# TASK TO CARRY OUT:
Single out each line with the word "真题解析" and copy it.

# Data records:
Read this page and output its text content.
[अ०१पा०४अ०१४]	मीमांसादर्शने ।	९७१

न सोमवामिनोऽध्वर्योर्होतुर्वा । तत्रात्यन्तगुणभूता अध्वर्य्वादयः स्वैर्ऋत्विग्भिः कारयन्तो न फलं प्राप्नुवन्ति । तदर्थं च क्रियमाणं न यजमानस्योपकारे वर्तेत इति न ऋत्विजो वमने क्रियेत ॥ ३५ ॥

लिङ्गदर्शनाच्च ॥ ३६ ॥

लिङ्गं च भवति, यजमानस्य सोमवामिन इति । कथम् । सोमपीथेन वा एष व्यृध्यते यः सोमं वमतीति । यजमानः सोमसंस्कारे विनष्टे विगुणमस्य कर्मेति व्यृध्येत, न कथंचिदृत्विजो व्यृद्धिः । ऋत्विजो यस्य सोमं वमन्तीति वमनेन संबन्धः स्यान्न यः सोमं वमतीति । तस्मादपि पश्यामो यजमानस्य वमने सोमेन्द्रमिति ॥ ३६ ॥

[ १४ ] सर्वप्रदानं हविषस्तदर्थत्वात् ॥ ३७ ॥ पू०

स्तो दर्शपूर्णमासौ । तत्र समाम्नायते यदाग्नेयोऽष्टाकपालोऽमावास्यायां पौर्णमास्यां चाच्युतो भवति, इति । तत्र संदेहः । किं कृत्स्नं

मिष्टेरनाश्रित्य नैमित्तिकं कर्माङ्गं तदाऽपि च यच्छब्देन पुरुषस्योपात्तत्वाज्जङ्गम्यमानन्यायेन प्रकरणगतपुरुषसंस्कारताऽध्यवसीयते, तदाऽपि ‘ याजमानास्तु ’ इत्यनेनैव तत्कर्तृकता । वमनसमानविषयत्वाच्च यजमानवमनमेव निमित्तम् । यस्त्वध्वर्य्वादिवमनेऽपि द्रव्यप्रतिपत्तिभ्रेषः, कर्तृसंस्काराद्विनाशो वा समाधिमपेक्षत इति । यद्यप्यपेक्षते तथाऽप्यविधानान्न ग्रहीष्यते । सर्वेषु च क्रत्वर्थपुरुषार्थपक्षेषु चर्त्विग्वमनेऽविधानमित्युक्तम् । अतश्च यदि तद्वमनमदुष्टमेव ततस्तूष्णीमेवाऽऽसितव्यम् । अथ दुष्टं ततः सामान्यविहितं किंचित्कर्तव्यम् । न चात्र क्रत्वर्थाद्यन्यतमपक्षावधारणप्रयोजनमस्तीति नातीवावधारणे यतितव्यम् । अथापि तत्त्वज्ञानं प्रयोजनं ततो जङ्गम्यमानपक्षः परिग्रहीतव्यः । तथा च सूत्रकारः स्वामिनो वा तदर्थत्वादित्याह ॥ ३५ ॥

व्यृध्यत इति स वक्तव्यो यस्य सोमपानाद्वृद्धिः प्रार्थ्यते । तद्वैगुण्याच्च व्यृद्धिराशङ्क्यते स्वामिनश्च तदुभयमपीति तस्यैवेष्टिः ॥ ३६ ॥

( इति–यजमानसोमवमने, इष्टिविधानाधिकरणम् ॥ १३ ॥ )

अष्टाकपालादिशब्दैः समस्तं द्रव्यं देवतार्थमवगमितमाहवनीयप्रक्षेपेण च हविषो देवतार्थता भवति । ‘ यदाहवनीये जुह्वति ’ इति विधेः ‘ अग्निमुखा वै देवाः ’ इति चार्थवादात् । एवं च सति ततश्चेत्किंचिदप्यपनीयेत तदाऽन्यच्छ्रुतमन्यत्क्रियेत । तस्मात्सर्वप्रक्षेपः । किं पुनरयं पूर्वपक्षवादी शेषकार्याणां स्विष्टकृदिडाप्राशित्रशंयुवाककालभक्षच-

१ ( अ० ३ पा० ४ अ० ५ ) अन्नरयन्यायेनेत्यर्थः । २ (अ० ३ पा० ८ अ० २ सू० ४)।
* * *
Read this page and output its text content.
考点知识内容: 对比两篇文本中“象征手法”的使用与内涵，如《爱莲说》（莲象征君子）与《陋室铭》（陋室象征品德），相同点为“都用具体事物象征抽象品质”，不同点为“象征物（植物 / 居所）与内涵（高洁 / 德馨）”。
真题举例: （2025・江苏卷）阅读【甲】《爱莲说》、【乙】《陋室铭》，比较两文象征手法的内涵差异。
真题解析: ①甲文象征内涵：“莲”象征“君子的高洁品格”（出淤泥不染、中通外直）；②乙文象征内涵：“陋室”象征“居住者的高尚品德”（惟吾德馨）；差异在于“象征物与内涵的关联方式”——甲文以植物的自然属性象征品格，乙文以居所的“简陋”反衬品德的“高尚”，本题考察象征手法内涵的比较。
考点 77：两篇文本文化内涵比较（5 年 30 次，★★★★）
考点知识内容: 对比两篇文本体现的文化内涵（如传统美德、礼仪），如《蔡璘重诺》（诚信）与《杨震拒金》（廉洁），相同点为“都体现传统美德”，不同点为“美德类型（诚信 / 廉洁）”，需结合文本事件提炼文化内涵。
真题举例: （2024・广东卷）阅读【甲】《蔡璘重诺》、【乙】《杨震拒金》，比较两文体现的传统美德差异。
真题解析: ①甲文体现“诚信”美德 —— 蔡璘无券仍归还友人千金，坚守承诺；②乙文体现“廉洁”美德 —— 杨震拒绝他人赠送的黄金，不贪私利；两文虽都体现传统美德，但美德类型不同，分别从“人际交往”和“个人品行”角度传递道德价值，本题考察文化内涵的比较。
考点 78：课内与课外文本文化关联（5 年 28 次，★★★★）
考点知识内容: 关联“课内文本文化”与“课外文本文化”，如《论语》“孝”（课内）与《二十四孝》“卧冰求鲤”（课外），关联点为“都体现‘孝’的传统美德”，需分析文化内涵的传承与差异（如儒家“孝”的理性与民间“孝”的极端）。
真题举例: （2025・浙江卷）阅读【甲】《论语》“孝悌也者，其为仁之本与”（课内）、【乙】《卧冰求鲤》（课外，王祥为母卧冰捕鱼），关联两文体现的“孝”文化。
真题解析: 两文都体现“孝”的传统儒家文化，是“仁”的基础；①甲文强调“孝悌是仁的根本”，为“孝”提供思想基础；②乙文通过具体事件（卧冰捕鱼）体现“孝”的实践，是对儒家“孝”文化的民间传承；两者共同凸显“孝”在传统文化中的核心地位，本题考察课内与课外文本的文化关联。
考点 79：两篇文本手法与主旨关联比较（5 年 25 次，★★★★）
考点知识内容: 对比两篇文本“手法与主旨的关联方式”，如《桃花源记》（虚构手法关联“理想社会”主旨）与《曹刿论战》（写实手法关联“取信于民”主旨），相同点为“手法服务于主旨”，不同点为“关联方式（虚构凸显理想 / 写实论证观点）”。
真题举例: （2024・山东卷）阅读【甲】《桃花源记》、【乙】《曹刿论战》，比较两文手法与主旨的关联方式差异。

# TASK RESPONSE:
真题解析: ①甲文象征内涵：“莲”象征“君子的高洁品格”（出淤泥不染、中通外直）；②乙文象征内涵：“陋室”象征“居住者的高尚品德”（惟吾德馨）；差异在于“象征物与内涵的关联方式”——甲文以植物的自然属性象征品格，乙文以居所的“简陋”反衬品德的“高尚”，本题考察象征手法内涵的比较。
真题解析: ①甲文体现“诚信”美德 —— 蔡璘无券仍归还友人千金，坚守承诺；②乙文体现“廉洁”美德 —— 杨震拒绝他人赠送的黄金，不贪私利；两文虽都体现传统美德，但美德类型不同，分别从“人际交往”和“个人品行”角度传递道德价值，本题考察文化内涵的比较。
真题解析: 两文都体现“孝”的传统儒家文化，是“仁”的基础；①甲文强调“孝悌是仁的根本”，为“孝”提供思想基础；②乙文通过具体事件（卧冰捕鱼）体现“孝”的实践，是对儒家“孝”文化的民间传承；两者共同凸显“孝”在传统文化中的核心地位，本题考察课内与课外文本的文化关联。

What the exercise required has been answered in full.